- Extrait cité -
Crumley et Ellroy seront fortement marqués par son oeuvre (La Trilogie Lloyd Hopkins lui est dédiée), excusez du peu.

« La guerre et l'inflation engendrent toujours leur vaste lot de salauds, et un beau paquet d'entre eux a choisi de vivre en Californie ». C'est donc dans les environs de Los Angeles que se rend Lew Archer dans Cible mouvante (le premier de la série où l'auteur crée le personnage), appelé par une milliardaire paralytique qui lui demande de retrouver son milliardaire de mari.

- Asseyez-vous, monsieur Archer. Vous devez vous demander pourquoi je vous ai fait venir. A moins que non ?
Je pris place sur une chaise longue à côté de son bain de soleil.
– Je m'interroge. Je conjecture, même. Je fais surtout dans le divorce. Je suis un chacal, vous savez.

- Informations fournies -
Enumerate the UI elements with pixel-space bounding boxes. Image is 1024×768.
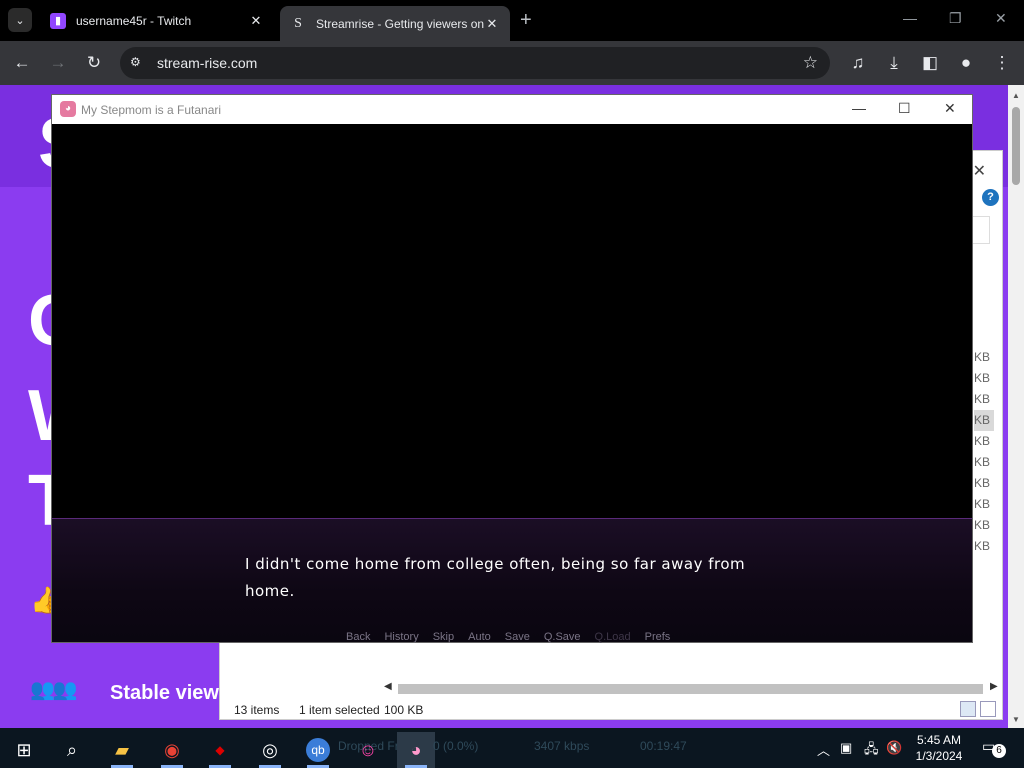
twitch-icon: ▮ bbox=[50, 12, 66, 29]
scrollbar-thumb[interactable] bbox=[1012, 107, 1020, 185]
volume-muted-icon[interactable]: 🔇 bbox=[886, 740, 902, 756]
quick-menu-skip[interactable]: Skip bbox=[433, 631, 454, 643]
obs-dropped-value: 0 (0.0%) bbox=[433, 739, 479, 753]
forward-icon[interactable]: → bbox=[47, 52, 69, 74]
status-bar: 13 items 1 item selected 100 KB bbox=[220, 699, 1002, 719]
scroll-right-icon[interactable]: ▶ bbox=[990, 681, 998, 692]
side-panel-icon[interactable]: ◧ bbox=[919, 52, 941, 74]
game-titlebar: ◕ My Stepmom is a Futanari — ☐ ✕ bbox=[52, 95, 972, 124]
minimize-icon[interactable]: — bbox=[903, 10, 917, 26]
item-count: 13 items bbox=[234, 703, 280, 717]
minimize-icon[interactable]: — bbox=[852, 100, 866, 116]
obs-bitrate: 3407 kbps bbox=[534, 739, 590, 753]
file-size-cell: KB bbox=[974, 455, 991, 469]
anime-app-icon[interactable]: ☺ bbox=[349, 732, 387, 768]
view-toggle bbox=[960, 699, 998, 719]
search-icon[interactable]: ⌕ bbox=[53, 732, 91, 768]
quick-menu-prefs[interactable]: Prefs bbox=[645, 631, 671, 643]
streamrise-favicon: S bbox=[294, 15, 302, 31]
quick-menu-qsave[interactable]: Q.Save bbox=[544, 631, 581, 643]
download-icon[interactable]: ⤓ bbox=[883, 52, 905, 74]
new-tab-button[interactable]: + bbox=[520, 9, 532, 32]
maximize-icon[interactable]: ☐ bbox=[898, 100, 911, 117]
qbittorrent-icon[interactable]: qb bbox=[299, 732, 337, 768]
obs-stream-time: 00:19:47 bbox=[640, 739, 687, 753]
large-icons-view-icon[interactable] bbox=[980, 701, 996, 717]
app-icon[interactable]: ◆ bbox=[201, 732, 239, 768]
menu-icon[interactable]: ⋮ bbox=[991, 52, 1013, 74]
reload-icon[interactable]: ↻ bbox=[83, 52, 105, 74]
game-taskbar-icon[interactable]: ◕ bbox=[397, 732, 435, 768]
file-size-cell: KB bbox=[974, 350, 991, 364]
tab-title: username45r - Twitch bbox=[76, 13, 192, 28]
clock-time: 5:45 AM bbox=[916, 733, 962, 747]
scroll-up-icon[interactable]: ▲ bbox=[1012, 91, 1020, 100]
scrollbar-thumb[interactable] bbox=[398, 684, 983, 694]
file-size-cell: KB bbox=[974, 410, 994, 431]
media-control-icon[interactable]: ♫ bbox=[847, 52, 869, 74]
quick-menu-auto[interactable]: Auto bbox=[468, 631, 491, 643]
clock[interactable]: 5:45 AM 1/3/2024 bbox=[910, 732, 968, 764]
chevron-up-icon[interactable]: ︿ bbox=[817, 740, 830, 759]
quick-menu-back[interactable]: Back bbox=[346, 631, 370, 643]
address-bar[interactable]: ⚙ stream-rise.com ☆ bbox=[120, 47, 830, 79]
file-explorer-icon[interactable]: ▰ bbox=[103, 732, 141, 768]
bookmark-star-icon[interactable]: ☆ bbox=[803, 53, 818, 73]
close-tab-icon[interactable]: ✕ bbox=[484, 16, 500, 32]
page-scrollbar[interactable]: ▲ ▼ bbox=[1008, 85, 1024, 728]
horizontal-scrollbar[interactable]: ◀ ▶ bbox=[382, 681, 1002, 697]
scroll-left-icon[interactable]: ◀ bbox=[384, 681, 392, 692]
file-size-cell: KB bbox=[974, 518, 991, 532]
obs-icon[interactable]: ◎ bbox=[251, 732, 289, 768]
back-icon[interactable]: ← bbox=[11, 52, 33, 74]
file-size-cell: KB bbox=[974, 434, 991, 448]
quick-menu-qload[interactable]: Q.Load bbox=[595, 631, 631, 643]
network-icon[interactable]: 🖧 bbox=[864, 740, 879, 762]
quick-menu-history[interactable]: History bbox=[384, 631, 418, 643]
url-text: stream-rise.com bbox=[157, 55, 258, 71]
close-icon[interactable]: ✕ bbox=[973, 161, 986, 181]
tab-strip: ⌄ ▮ username45r - Twitch ✕ S Streamrise … bbox=[0, 0, 1024, 41]
tab-title: Streamrise - Getting viewers on bbox=[316, 16, 484, 31]
restore-icon[interactable]: ❐ bbox=[949, 10, 962, 27]
file-size-cell: KB bbox=[974, 539, 991, 553]
close-window-icon[interactable]: ✕ bbox=[995, 10, 1007, 27]
file-size-cell: KB bbox=[974, 497, 991, 511]
audience-icon: 👥👥 bbox=[30, 679, 78, 701]
file-size-cell: KB bbox=[974, 371, 991, 385]
clock-date: 1/3/2024 bbox=[915, 749, 963, 763]
notification-count: 6 bbox=[992, 744, 1006, 758]
selection-count: 1 item selected bbox=[299, 703, 380, 717]
game-window: ◕ My Stepmom is a Futanari — ☐ ✕ I didn'… bbox=[51, 94, 973, 643]
dialogue-text: I didn't come home from college often, b… bbox=[245, 555, 746, 600]
file-size-cell: KB bbox=[974, 476, 991, 490]
window-title: My Stepmom is a Futanari bbox=[81, 103, 222, 117]
tab-twitch[interactable]: ▮ username45r - Twitch ✕ bbox=[40, 6, 274, 35]
profile-icon[interactable]: ● bbox=[955, 52, 977, 74]
tab-streamrise[interactable]: S Streamrise - Getting viewers on ✕ bbox=[280, 6, 510, 41]
feature-stable-viewers: Stable view bbox=[110, 682, 219, 704]
close-tab-icon[interactable]: ✕ bbox=[248, 13, 264, 29]
windows-start-icon[interactable]: ⊞ bbox=[5, 732, 43, 768]
help-icon[interactable]: ? bbox=[982, 189, 999, 206]
game-app-icon: ◕ bbox=[60, 101, 76, 117]
tab-search-button[interactable]: ⌄ bbox=[8, 8, 32, 32]
selection-size: 100 KB bbox=[384, 703, 424, 717]
game-stage[interactable]: I didn't come home from college often, b… bbox=[52, 124, 972, 643]
site-info-icon[interactable]: ⚙ bbox=[130, 55, 146, 71]
scroll-down-icon[interactable]: ▼ bbox=[1012, 715, 1020, 724]
quick-menu-save[interactable]: Save bbox=[505, 631, 530, 643]
chevron-down-icon: ⌄ bbox=[15, 14, 25, 27]
tray-app-icon[interactable]: ▣ bbox=[840, 740, 852, 756]
close-icon[interactable]: ✕ bbox=[944, 100, 956, 117]
chrome-icon[interactable]: ◉ bbox=[153, 732, 191, 768]
browser-toolbar: ← → ↻ ⚙ stream-rise.com ☆ ♫ ⤓ ◧ ● ⋮ bbox=[0, 41, 1024, 85]
notification-icon[interactable]: ▭ 6 bbox=[982, 738, 1006, 758]
quick-menu: Back History Skip Auto Save Q.Save Q.Loa… bbox=[346, 631, 684, 643]
dialogue-box[interactable]: I didn't come home from college often, b… bbox=[52, 518, 972, 643]
size-column: KB KB KB KB KB KB KB KB KB KB bbox=[974, 347, 994, 557]
taskbar: ⊞ ⌕ ▰ ◉ ◆ ◎ qb Dropped Fr ☺ ◕ 0 (0.0%) 3… bbox=[0, 728, 1024, 768]
details-view-icon[interactable] bbox=[960, 701, 976, 717]
file-size-cell: KB bbox=[974, 392, 991, 406]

- Consignes -
A - D'après l'extrait, quelle œuvre d'Ellroy est dédiée à l'auteur de la série ?
B - Selon l'extrait, pourquoi Lew Archer se rend-il dans les environs de Los Angeles dans Cible mouvante ?
Les enregistrements n'ont aucun rapport avec l'extrait.

- Réponses complètes -
A - La Trilogie Lloyd Hopkins.

B - Une milliardaire paralytique l'y fait venir pour qu'il retrouve son mari, lui aussi milliardaire.